**STORED RECORDS:**
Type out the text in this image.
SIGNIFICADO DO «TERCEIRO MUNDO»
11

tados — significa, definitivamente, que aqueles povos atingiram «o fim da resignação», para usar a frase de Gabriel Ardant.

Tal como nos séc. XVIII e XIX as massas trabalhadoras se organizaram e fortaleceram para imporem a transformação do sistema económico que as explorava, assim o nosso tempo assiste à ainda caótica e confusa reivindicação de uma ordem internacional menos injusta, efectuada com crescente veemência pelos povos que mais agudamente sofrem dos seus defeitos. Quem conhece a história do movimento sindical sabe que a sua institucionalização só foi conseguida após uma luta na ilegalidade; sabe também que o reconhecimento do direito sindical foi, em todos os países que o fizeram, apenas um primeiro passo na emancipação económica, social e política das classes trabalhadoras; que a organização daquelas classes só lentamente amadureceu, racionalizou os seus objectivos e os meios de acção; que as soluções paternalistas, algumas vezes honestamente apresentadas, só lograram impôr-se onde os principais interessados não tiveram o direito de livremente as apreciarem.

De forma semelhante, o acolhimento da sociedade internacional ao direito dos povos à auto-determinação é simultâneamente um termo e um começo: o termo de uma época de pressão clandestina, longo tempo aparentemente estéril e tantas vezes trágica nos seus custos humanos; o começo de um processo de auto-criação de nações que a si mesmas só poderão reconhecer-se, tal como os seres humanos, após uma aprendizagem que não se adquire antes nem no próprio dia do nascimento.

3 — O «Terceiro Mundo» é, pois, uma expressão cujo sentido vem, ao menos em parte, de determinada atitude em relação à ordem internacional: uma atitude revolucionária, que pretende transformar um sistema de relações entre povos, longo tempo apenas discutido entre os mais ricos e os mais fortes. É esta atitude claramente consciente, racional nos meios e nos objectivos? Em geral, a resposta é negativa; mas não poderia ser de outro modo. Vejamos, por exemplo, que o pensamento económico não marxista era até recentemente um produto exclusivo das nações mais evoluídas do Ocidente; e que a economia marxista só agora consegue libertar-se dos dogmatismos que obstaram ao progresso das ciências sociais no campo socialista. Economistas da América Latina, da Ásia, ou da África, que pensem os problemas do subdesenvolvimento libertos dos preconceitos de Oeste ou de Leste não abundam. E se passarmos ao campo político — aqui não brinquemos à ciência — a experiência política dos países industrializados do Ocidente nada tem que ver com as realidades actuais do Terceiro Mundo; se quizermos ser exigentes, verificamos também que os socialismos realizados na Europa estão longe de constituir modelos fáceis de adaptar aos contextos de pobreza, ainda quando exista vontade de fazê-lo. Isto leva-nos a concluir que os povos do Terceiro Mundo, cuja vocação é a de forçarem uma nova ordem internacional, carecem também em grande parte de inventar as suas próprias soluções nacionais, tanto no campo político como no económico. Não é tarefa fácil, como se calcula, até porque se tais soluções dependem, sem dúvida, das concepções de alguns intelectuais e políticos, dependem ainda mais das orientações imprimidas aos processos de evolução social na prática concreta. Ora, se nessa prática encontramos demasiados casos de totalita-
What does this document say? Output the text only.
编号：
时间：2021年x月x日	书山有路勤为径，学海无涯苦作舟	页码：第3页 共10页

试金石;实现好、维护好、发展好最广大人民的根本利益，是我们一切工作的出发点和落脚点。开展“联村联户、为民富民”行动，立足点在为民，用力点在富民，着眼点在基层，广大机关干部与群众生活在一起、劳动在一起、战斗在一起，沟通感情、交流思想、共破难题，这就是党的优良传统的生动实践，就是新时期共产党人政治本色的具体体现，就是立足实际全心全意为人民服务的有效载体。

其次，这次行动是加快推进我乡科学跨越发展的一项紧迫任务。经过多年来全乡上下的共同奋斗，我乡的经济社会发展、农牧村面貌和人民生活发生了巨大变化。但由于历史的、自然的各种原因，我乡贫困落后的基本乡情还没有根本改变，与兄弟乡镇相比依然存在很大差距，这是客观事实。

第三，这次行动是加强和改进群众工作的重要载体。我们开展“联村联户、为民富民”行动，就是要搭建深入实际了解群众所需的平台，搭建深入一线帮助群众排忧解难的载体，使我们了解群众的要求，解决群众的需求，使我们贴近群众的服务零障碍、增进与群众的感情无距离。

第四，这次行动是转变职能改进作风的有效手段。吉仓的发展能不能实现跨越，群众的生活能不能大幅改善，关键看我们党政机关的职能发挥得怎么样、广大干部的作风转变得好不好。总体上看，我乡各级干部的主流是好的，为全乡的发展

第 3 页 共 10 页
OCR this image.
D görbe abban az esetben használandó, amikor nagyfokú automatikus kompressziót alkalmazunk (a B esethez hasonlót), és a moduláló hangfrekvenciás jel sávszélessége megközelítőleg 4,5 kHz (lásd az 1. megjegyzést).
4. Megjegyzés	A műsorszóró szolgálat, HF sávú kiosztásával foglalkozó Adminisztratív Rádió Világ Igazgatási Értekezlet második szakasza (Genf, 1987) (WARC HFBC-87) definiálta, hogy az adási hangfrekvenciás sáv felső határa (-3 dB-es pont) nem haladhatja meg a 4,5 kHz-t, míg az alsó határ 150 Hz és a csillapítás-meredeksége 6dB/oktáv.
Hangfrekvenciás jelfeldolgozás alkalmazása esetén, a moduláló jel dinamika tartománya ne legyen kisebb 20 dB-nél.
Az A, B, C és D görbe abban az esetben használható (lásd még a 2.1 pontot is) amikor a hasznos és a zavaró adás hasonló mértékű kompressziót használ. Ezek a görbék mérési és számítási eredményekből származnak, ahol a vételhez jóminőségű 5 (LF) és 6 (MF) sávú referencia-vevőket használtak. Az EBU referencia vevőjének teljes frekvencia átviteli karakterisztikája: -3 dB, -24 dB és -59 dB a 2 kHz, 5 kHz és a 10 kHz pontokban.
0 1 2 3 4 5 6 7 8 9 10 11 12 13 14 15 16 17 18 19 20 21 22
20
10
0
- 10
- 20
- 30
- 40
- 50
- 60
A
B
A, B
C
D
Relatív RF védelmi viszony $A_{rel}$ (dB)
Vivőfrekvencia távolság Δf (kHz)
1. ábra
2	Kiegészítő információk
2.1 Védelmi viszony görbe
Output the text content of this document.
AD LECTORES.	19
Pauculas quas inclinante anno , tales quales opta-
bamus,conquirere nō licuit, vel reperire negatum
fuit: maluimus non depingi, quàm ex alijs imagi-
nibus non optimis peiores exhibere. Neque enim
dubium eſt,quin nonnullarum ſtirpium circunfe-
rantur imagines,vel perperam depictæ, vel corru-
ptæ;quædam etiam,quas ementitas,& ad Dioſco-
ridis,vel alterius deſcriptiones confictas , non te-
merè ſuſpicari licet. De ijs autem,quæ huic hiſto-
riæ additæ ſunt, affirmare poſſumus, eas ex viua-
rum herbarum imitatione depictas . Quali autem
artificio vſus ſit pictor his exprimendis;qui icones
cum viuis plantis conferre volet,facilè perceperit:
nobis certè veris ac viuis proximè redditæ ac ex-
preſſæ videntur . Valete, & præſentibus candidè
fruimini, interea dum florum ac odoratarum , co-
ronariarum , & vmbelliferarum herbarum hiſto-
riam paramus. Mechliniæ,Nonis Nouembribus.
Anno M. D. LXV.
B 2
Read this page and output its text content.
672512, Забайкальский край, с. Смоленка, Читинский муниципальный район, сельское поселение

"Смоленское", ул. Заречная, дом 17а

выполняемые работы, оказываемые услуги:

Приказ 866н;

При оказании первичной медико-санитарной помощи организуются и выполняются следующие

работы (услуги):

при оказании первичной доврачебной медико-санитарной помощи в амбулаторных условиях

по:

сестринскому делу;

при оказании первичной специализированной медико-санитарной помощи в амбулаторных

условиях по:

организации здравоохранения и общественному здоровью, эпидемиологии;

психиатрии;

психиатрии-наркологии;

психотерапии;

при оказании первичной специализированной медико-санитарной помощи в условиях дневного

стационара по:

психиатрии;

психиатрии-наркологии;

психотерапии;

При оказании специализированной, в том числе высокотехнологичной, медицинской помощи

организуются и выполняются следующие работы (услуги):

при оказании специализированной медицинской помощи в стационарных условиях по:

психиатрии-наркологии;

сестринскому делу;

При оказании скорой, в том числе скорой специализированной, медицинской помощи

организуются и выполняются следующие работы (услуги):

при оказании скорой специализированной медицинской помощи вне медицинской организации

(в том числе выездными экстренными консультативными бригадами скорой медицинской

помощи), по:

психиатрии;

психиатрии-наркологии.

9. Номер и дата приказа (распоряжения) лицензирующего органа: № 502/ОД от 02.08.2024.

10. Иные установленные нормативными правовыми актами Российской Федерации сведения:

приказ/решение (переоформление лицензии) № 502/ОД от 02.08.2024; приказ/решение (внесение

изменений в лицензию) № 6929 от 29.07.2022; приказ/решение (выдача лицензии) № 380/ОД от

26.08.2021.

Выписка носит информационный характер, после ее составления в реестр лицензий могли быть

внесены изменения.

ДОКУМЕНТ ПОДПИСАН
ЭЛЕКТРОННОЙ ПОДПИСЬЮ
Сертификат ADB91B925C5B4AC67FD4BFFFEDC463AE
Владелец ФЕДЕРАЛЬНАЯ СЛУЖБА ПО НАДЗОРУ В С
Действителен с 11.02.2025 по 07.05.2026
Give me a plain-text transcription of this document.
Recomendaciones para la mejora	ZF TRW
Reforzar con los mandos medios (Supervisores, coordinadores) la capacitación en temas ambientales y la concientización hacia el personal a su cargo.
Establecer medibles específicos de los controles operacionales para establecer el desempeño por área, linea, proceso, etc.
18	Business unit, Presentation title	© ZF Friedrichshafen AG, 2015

**WORK REQUIRED:** Collect the lines of the data that carry the word "viszony".

**TASK RESULT:**
Relatív RF védelmi viszony $A_{rel}$ (dB)
2.1 Védelmi viszony görbe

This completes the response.